| TO DO |
Your task is to print the material below exactly as presented.

##### TASK DATA #####

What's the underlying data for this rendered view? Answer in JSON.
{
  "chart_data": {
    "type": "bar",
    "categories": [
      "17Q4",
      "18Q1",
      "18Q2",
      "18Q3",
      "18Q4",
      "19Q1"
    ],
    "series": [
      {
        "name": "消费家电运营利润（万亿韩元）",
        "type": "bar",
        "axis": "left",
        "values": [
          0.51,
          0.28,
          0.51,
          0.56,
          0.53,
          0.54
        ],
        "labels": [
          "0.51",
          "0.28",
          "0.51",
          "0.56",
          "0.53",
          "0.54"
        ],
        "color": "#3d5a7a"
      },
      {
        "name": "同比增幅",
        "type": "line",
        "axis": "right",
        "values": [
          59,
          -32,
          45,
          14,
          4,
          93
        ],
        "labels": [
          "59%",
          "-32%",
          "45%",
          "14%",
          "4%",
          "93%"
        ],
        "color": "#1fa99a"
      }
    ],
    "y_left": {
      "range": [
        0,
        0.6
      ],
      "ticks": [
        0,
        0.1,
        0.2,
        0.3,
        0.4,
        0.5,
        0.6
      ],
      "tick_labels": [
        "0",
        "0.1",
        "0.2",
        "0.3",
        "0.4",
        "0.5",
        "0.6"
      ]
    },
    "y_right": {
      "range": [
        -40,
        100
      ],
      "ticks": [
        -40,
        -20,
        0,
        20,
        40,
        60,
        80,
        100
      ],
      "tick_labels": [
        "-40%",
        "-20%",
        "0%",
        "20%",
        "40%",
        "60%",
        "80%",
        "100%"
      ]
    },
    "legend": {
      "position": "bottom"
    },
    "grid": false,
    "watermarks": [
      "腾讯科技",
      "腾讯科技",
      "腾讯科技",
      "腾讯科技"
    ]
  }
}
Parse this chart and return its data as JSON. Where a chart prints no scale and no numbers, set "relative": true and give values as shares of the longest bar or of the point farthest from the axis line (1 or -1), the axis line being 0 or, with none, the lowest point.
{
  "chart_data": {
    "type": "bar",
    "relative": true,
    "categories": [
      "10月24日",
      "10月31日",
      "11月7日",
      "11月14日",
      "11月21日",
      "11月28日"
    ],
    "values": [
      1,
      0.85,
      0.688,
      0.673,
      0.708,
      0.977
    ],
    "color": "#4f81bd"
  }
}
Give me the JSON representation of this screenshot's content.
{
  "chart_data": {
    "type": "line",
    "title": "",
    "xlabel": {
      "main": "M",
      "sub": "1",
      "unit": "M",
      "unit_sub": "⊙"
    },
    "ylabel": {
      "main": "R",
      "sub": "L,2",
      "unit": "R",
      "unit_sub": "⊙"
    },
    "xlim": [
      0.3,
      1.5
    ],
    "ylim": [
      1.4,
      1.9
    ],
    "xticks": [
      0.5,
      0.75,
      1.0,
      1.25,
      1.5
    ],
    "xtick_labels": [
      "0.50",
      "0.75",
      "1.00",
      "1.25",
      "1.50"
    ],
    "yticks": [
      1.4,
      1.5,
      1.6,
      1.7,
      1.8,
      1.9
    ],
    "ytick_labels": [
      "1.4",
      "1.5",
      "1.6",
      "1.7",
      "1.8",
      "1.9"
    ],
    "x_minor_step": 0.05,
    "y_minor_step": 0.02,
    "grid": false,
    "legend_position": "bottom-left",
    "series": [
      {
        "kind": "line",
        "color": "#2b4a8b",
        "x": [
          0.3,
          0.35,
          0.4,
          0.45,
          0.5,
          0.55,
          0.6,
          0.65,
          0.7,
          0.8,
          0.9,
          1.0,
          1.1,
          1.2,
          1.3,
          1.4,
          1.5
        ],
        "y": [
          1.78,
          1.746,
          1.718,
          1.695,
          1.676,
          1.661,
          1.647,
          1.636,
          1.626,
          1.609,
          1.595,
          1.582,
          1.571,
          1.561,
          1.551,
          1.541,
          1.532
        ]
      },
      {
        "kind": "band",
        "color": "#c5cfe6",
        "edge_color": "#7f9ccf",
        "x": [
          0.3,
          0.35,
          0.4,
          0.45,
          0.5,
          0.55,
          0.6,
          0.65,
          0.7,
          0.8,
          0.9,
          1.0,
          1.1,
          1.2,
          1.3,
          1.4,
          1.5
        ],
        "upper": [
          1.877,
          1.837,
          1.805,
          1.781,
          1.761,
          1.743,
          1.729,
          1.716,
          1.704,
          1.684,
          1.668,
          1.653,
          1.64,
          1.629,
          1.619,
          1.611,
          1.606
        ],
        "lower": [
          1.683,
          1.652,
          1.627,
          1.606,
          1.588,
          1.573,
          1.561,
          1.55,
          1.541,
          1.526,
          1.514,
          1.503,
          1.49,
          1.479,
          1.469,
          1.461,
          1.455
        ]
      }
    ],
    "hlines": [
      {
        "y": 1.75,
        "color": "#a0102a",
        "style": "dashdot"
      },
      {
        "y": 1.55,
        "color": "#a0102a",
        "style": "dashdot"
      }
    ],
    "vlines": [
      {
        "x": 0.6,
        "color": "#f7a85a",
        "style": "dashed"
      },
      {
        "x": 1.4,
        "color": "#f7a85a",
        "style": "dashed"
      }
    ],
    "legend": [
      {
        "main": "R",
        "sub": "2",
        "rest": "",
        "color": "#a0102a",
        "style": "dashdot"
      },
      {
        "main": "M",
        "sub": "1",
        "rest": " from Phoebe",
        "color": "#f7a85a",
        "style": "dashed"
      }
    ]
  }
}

#####

| RESPONSE FOR THIS EXERCISE |
What's the underlying data for this rendered view? Answer in JSON.
{
  "chart_data": {
    "type": "bar",
    "categories": [
      "17Q4",
      "18Q1",
      "18Q2",
      "18Q3",
      "18Q4",
      "19Q1"
    ],
    "series": [
      {
        "name": "消费家电运营利润（万亿韩元）",
        "type": "bar",
        "axis": "left",
        "values": [
          0.51,
          0.28,
          0.51,
          0.56,
          0.53,
          0.54
        ],
        "labels": [
          "0.51",
          "0.28",
          "0.51",
          "0.56",
          "0.53",
          "0.54"
        ],
        "color": "#3d5a7a"
      },
      {
        "name": "同比增幅",
        "type": "line",
        "axis": "right",
        "values": [
          59,
          -32,
          45,
          14,
          4,
          93
        ],
        "labels": [
          "59%",
          "-32%",
          "45%",
          "14%",
          "4%",
          "93%"
        ],
        "color": "#1fa99a"
      }
    ],
    "y_left": {
      "range": [
        0,
        0.6
      ],
      "ticks": [
        0,
        0.1,
        0.2,
        0.3,
        0.4,
        0.5,
        0.6
      ],
      "tick_labels": [
        "0",
        "0.1",
        "0.2",
        "0.3",
        "0.4",
        "0.5",
        "0.6"
      ]
    },
    "y_right": {
      "range": [
        -40,
        100
      ],
      "ticks": [
        -40,
        -20,
        0,
        20,
        40,
        60,
        80,
        100
      ],
      "tick_labels": [
        "-40%",
        "-20%",
        "0%",
        "20%",
        "40%",
        "60%",
        "80%",
        "100%"
      ]
    },
    "legend": {
      "position": "bottom"
    },
    "grid": false,
    "watermarks": [
      "腾讯科技",
      "腾讯科技",
      "腾讯科技",
      "腾讯科技"
    ]
  }
}
Parse this chart and return its data as JSON. Where a chart prints no scale and no numbers, set "relative": true and give values as shares of the longest bar or of the point farthest from the axis line (1 or -1), the axis line being 0 or, with none, the lowest point.
{
  "chart_data": {
    "type": "bar",
    "relative": true,
    "categories": [
      "10月24日",
      "10月31日",
      "11月7日",
      "11月14日",
      "11月21日",
      "11月28日"
    ],
    "values": [
      1,
      0.85,
      0.688,
      0.673,
      0.708,
      0.977
    ],
    "color": "#4f81bd"
  }
}
Give me the JSON representation of this screenshot's content.
{
  "chart_data": {
    "type": "line",
    "title": "",
    "xlabel": {
      "main": "M",
      "sub": "1",
      "unit": "M",
      "unit_sub": "⊙"
    },
    "ylabel": {
      "main": "R",
      "sub": "L,2",
      "unit": "R",
      "unit_sub": "⊙"
    },
    "xlim": [
      0.3,
      1.5
    ],
    "ylim": [
      1.4,
      1.9
    ],
    "xticks": [
      0.5,
      0.75,
      1.0,
      1.25,
      1.5
    ],
    "xtick_labels": [
      "0.50",
      "0.75",
      "1.00",
      "1.25",
      "1.50"
    ],
    "yticks": [
      1.4,
      1.5,
      1.6,
      1.7,
      1.8,
      1.9
    ],
    "ytick_labels": [
      "1.4",
      "1.5",
      "1.6",
      "1.7",
      "1.8",
      "1.9"
    ],
    "x_minor_step": 0.05,
    "y_minor_step": 0.02,
    "grid": false,
    "legend_position": "bottom-left",
    "series": [
      {
        "kind": "line",
        "color": "#2b4a8b",
        "x": [
          0.3,
          0.35,
          0.4,
          0.45,
          0.5,
          0.55,
          0.6,
          0.65,
          0.7,
          0.8,
          0.9,
          1.0,
          1.1,
          1.2,
          1.3,
          1.4,
          1.5
        ],
        "y": [
          1.78,
          1.746,
          1.718,
          1.695,
          1.676,
          1.661,
          1.647,
          1.636,
          1.626,
          1.609,
          1.595,
          1.582,
          1.571,
          1.561,
          1.551,
          1.541,
          1.532
        ]
      },
      {
        "kind": "band",
        "color": "#c5cfe6",
        "edge_color": "#7f9ccf",
        "x": [
          0.3,
          0.35,
          0.4,
          0.45,
          0.5,
          0.55,
          0.6,
          0.65,
          0.7,
          0.8,
          0.9,
          1.0,
          1.1,
          1.2,
          1.3,
          1.4,
          1.5
        ],
        "upper": [
          1.877,
          1.837,
          1.805,
          1.781,
          1.761,
          1.743,
          1.729,
          1.716,
          1.704,
          1.684,
          1.668,
          1.653,
          1.64,
          1.629,
          1.619,
          1.611,
          1.606
        ],
        "lower": [
          1.683,
          1.652,
          1.627,
          1.606,
          1.588,
          1.573,
          1.561,
          1.55,
          1.541,
          1.526,
          1.514,
          1.503,
          1.49,
          1.479,
          1.469,
          1.461,
          1.455
        ]
      }
    ],
    "hlines": [
      {
        "y": 1.75,
        "color": "#a0102a",
        "style": "dashdot"
      },
      {
        "y": 1.55,
        "color": "#a0102a",
        "style": "dashdot"
      }
    ],
    "vlines": [
      {
        "x": 0.6,
        "color": "#f7a85a",
        "style": "dashed"
      },
      {
        "x": 1.4,
        "color": "#f7a85a",
        "style": "dashed"
      }
    ],
    "legend": [
      {
        "main": "R",
        "sub": "2",
        "rest": "",
        "color": "#a0102a",
        "style": "dashdot"
      },
      {
        "main": "M",
        "sub": "1",
        "rest": " from Phoebe",
        "color": "#f7a85a",
        "style": "dashed"
      }
    ]
  }
}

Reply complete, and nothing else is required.